-- START --

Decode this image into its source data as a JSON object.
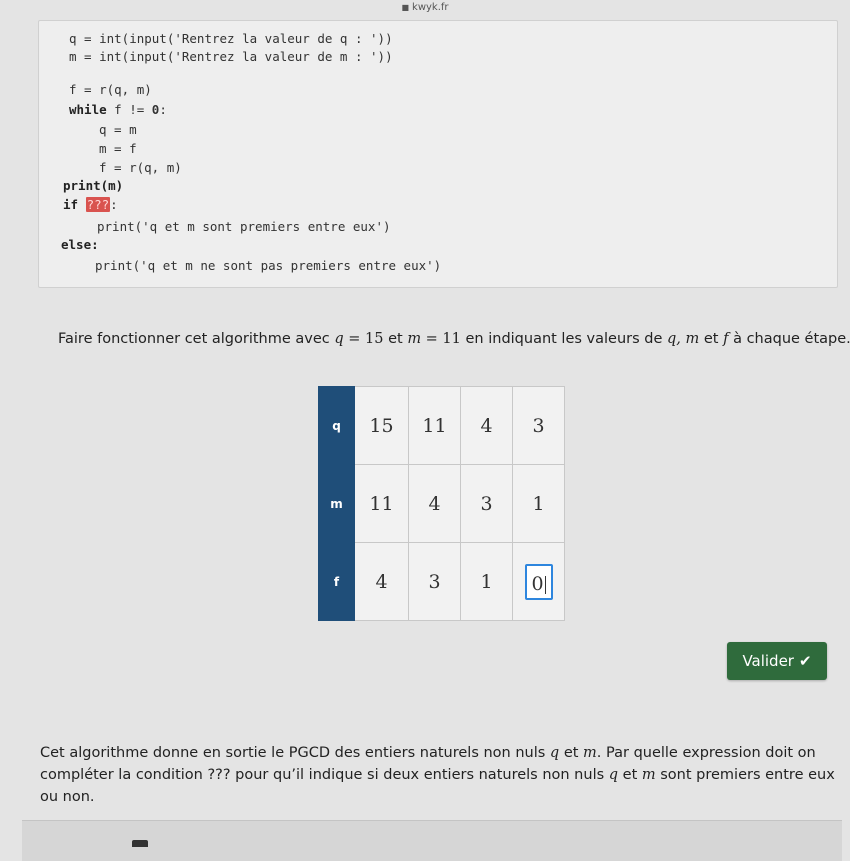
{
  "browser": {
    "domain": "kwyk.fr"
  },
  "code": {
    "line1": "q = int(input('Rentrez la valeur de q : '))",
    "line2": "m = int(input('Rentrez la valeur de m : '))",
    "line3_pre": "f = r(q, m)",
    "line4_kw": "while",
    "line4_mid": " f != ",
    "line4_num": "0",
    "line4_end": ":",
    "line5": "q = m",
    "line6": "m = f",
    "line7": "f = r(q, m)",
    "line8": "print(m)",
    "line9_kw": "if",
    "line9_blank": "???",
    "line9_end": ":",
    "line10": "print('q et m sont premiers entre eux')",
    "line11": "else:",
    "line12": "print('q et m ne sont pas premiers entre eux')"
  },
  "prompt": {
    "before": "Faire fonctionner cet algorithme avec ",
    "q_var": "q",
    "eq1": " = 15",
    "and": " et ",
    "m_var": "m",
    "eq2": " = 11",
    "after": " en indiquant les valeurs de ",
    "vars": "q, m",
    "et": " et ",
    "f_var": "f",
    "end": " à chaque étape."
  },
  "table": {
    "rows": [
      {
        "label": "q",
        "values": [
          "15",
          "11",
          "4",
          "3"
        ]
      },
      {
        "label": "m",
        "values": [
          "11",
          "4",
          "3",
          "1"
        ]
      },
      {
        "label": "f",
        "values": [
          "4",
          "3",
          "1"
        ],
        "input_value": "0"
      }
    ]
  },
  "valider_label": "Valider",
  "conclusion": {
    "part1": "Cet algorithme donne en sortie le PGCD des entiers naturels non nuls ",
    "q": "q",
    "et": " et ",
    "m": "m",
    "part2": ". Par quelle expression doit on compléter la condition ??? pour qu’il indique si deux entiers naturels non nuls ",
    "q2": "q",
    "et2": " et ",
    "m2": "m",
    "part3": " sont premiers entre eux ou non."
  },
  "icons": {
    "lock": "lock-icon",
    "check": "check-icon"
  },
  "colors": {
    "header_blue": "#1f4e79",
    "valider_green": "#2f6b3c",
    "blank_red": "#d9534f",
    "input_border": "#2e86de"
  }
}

-- END --
-- START --

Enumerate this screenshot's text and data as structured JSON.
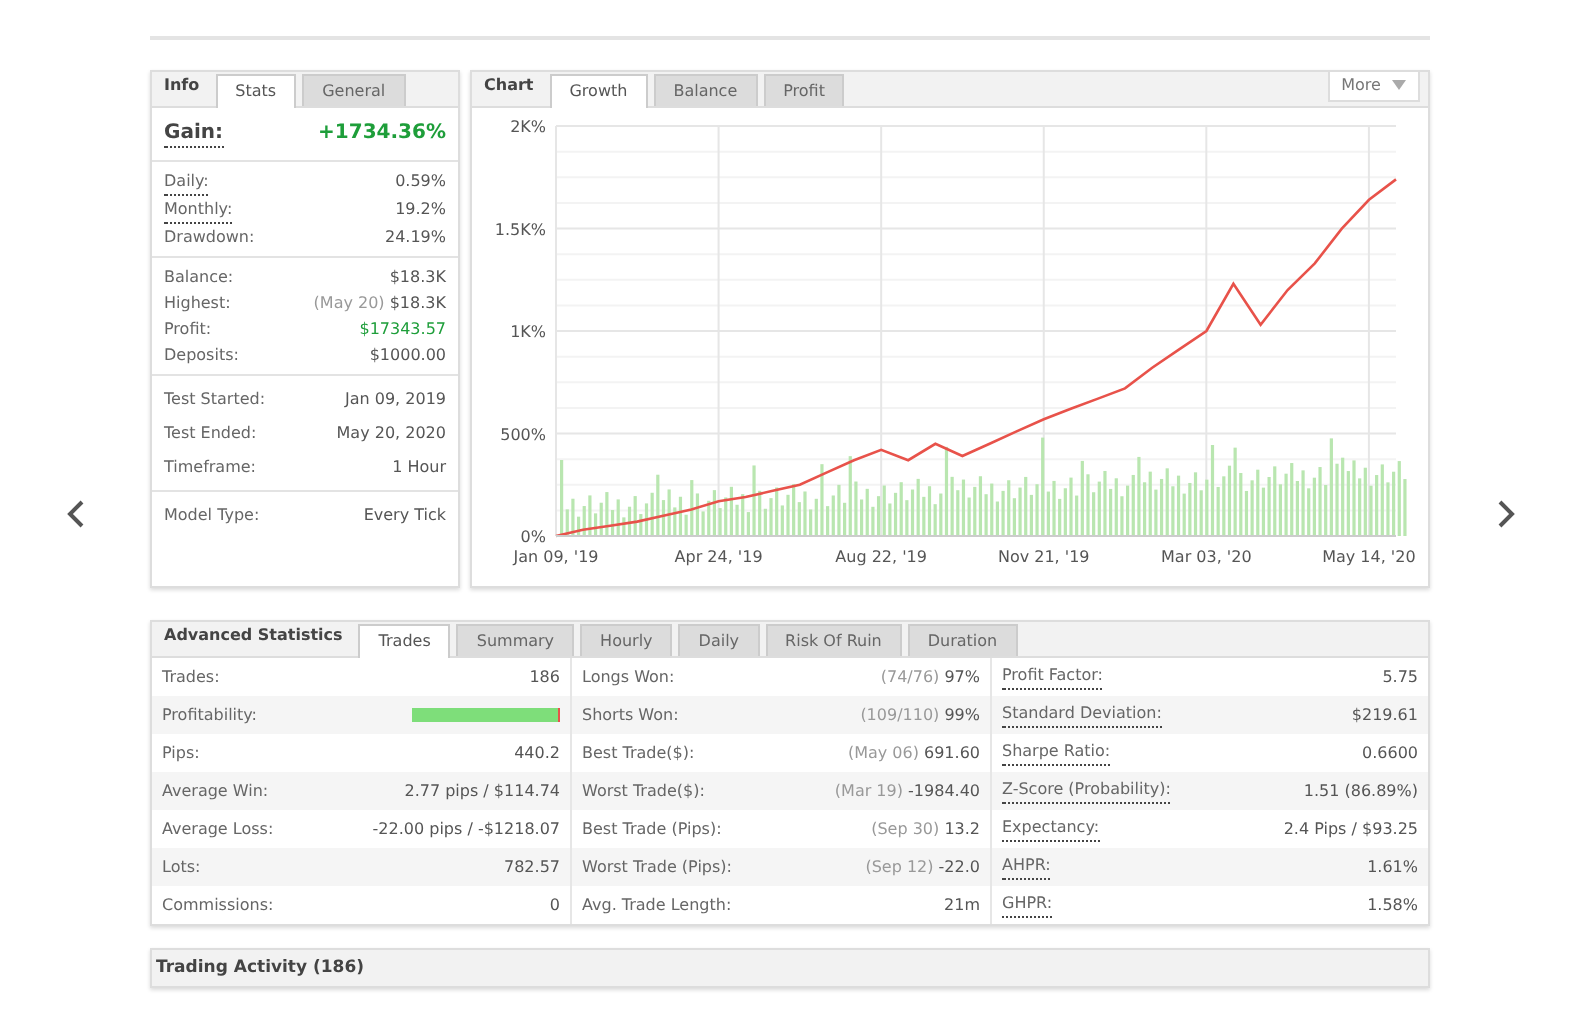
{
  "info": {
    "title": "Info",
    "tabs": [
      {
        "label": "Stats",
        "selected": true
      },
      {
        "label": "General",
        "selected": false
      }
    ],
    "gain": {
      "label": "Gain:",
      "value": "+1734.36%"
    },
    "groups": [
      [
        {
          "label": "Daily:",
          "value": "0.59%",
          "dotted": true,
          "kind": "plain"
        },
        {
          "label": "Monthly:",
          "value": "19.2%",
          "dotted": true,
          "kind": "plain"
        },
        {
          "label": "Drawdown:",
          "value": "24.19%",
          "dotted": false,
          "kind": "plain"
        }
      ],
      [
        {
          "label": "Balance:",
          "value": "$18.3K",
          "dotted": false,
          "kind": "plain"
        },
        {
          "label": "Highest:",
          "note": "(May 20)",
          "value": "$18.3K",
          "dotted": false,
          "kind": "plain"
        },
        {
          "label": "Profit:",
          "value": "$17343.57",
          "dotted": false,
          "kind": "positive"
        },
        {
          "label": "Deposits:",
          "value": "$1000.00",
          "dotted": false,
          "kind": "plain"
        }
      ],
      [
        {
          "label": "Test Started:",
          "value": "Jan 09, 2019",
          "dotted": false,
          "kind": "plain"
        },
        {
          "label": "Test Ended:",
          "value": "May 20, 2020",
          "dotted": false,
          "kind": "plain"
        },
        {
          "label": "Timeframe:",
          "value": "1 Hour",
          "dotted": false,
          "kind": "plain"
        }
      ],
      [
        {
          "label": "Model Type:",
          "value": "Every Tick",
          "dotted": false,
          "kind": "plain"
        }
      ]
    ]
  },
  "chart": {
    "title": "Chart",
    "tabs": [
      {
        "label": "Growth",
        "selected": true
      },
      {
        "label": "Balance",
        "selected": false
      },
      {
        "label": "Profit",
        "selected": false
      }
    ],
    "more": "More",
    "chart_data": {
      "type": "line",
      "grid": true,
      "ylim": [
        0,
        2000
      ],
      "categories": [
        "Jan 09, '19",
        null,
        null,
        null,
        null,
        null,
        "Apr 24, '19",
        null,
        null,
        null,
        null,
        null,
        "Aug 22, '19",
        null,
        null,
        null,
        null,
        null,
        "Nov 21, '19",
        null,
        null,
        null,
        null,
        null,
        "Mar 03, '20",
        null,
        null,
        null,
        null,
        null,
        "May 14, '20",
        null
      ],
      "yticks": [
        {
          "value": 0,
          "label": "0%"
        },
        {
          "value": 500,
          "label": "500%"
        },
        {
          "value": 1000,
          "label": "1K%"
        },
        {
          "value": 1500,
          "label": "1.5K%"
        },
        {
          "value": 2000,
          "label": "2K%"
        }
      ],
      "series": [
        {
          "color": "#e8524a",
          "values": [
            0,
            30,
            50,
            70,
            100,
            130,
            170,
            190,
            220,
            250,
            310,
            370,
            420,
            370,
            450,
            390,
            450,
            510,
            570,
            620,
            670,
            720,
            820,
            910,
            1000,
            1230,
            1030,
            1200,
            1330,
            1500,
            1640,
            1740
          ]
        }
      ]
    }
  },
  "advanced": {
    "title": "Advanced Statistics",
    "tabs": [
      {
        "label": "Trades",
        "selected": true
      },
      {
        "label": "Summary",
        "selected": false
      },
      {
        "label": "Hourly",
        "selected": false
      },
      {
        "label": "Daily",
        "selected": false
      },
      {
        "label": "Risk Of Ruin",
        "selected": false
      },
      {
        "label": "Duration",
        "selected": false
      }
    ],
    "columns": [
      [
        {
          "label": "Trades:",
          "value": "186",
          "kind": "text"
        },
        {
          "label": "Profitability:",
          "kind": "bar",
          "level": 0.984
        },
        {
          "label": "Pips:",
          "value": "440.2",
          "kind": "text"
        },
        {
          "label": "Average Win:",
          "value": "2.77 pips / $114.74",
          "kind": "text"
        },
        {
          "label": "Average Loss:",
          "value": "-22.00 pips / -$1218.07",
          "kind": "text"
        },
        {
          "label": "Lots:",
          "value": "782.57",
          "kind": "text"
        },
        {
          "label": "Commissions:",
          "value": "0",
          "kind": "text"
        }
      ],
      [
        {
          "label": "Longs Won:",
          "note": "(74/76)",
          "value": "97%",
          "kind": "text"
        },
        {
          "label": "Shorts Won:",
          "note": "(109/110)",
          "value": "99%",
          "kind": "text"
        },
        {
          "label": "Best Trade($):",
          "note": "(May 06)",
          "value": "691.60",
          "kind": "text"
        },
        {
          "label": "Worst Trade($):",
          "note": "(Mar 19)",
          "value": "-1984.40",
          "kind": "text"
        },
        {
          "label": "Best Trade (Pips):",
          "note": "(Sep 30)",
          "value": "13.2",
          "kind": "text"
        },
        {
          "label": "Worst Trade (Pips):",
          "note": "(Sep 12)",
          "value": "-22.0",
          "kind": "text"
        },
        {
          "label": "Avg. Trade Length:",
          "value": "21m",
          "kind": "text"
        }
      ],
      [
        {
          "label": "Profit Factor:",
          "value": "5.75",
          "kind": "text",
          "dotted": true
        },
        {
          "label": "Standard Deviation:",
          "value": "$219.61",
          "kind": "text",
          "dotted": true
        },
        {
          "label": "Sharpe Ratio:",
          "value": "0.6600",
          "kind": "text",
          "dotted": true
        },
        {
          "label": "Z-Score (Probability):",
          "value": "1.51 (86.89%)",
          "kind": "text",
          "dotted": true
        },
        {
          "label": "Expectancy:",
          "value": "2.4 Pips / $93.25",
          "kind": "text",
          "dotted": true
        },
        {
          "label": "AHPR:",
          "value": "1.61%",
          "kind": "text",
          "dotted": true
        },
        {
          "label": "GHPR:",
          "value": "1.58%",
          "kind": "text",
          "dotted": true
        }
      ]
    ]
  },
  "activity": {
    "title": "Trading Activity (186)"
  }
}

-- END --
-- START --

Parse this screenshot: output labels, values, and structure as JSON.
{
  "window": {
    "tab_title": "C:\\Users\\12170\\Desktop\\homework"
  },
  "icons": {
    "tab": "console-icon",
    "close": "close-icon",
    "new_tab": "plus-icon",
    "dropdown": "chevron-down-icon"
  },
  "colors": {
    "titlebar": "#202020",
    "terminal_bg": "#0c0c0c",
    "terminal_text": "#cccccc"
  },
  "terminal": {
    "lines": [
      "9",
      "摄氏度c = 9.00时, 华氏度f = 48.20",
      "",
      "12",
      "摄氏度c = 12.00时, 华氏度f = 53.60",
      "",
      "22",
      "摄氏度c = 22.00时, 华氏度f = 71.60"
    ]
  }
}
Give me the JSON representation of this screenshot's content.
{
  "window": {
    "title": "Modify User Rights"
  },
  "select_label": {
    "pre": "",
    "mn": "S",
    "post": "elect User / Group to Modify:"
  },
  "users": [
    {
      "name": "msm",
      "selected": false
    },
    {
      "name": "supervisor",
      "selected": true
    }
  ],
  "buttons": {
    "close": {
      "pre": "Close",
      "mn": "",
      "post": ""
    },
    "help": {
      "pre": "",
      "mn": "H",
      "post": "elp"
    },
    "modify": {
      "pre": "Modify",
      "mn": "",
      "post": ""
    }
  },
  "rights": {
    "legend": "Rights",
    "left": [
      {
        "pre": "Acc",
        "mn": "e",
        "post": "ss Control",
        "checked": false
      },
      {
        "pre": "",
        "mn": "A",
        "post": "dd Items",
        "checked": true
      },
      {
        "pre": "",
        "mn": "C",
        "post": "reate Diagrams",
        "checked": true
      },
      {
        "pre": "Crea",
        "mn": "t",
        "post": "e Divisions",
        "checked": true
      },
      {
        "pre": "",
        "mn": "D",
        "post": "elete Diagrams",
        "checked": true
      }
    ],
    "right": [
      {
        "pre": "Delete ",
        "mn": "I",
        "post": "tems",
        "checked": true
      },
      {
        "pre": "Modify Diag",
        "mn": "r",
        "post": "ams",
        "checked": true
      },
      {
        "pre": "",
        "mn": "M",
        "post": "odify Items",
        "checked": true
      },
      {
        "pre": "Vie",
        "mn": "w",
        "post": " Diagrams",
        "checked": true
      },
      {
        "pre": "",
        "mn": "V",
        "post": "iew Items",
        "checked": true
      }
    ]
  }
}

-- END --

EXERCISE BRIEF: Filter the listing above by the word "Average"; copy each line that passes.

RESULT FOR THIS TASK:
          "label": "Average Win:",
          "label": "Average Loss:",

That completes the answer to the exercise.